[PROBLEM TO SOLVE] Return the full listing exactly as it is written.
* Begin ROWS *
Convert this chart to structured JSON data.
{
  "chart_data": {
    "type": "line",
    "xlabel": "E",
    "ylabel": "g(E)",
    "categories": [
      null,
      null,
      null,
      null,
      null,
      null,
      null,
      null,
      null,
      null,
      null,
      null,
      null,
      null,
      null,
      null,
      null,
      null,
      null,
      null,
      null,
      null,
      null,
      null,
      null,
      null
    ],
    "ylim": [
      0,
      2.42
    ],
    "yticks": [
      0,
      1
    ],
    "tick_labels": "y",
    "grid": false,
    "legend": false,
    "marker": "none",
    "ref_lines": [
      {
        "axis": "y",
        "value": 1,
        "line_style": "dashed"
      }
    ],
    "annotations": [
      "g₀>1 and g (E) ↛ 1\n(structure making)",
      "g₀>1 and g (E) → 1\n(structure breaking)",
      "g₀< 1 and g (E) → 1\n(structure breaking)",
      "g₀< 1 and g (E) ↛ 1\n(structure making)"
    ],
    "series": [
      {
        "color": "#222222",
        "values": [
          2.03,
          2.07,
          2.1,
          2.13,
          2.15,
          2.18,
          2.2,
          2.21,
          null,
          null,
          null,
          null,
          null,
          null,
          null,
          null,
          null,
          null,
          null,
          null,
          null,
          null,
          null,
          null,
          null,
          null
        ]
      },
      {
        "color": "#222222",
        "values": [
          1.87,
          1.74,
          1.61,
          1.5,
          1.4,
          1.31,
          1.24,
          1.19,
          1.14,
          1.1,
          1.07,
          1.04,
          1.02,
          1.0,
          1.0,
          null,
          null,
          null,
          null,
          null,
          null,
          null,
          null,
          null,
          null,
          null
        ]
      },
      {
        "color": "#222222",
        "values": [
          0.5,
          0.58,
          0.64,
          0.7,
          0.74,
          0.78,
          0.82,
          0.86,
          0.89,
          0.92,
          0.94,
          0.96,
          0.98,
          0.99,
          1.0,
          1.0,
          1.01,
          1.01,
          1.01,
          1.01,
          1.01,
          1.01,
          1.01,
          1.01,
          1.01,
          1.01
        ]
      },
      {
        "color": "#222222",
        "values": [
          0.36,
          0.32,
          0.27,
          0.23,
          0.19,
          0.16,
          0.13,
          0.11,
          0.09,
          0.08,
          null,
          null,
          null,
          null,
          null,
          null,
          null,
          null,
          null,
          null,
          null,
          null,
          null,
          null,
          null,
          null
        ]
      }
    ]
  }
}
* End ROWS *
[WRITTEN SOLUTION]
Convert this chart to structured JSON data.
{
  "chart_data": {
    "type": "line",
    "xlabel": "E",
    "ylabel": "g(E)",
    "categories": [
      null,
      null,
      null,
      null,
      null,
      null,
      null,
      null,
      null,
      null,
      null,
      null,
      null,
      null,
      null,
      null,
      null,
      null,
      null,
      null,
      null,
      null,
      null,
      null,
      null,
      null
    ],
    "ylim": [
      0,
      2.42
    ],
    "yticks": [
      0,
      1
    ],
    "tick_labels": "y",
    "grid": false,
    "legend": false,
    "marker": "none",
    "ref_lines": [
      {
        "axis": "y",
        "value": 1,
        "line_style": "dashed"
      }
    ],
    "annotations": [
      "g₀>1 and g (E) ↛ 1\n(structure making)",
      "g₀>1 and g (E) → 1\n(structure breaking)",
      "g₀< 1 and g (E) → 1\n(structure breaking)",
      "g₀< 1 and g (E) ↛ 1\n(structure making)"
    ],
    "series": [
      {
        "color": "#222222",
        "values": [
          2.03,
          2.07,
          2.1,
          2.13,
          2.15,
          2.18,
          2.2,
          2.21,
          null,
          null,
          null,
          null,
          null,
          null,
          null,
          null,
          null,
          null,
          null,
          null,
          null,
          null,
          null,
          null,
          null,
          null
        ]
      },
      {
        "color": "#222222",
        "values": [
          1.87,
          1.74,
          1.61,
          1.5,
          1.4,
          1.31,
          1.24,
          1.19,
          1.14,
          1.1,
          1.07,
          1.04,
          1.02,
          1.0,
          1.0,
          null,
          null,
          null,
          null,
          null,
          null,
          null,
          null,
          null,
          null,
          null
        ]
      },
      {
        "color": "#222222",
        "values": [
          0.5,
          0.58,
          0.64,
          0.7,
          0.74,
          0.78,
          0.82,
          0.86,
          0.89,
          0.92,
          0.94,
          0.96,
          0.98,
          0.99,
          1.0,
          1.0,
          1.01,
          1.01,
          1.01,
          1.01,
          1.01,
          1.01,
          1.01,
          1.01,
          1.01,
          1.01
        ]
      },
      {
        "color": "#222222",
        "values": [
          0.36,
          0.32,
          0.27,
          0.23,
          0.19,
          0.16,
          0.13,
          0.11,
          0.09,
          0.08,
          null,
          null,
          null,
          null,
          null,
          null,
          null,
          null,
          null,
          null,
          null,
          null,
          null,
          null,
          null,
          null
        ]
      }
    ]
  }
}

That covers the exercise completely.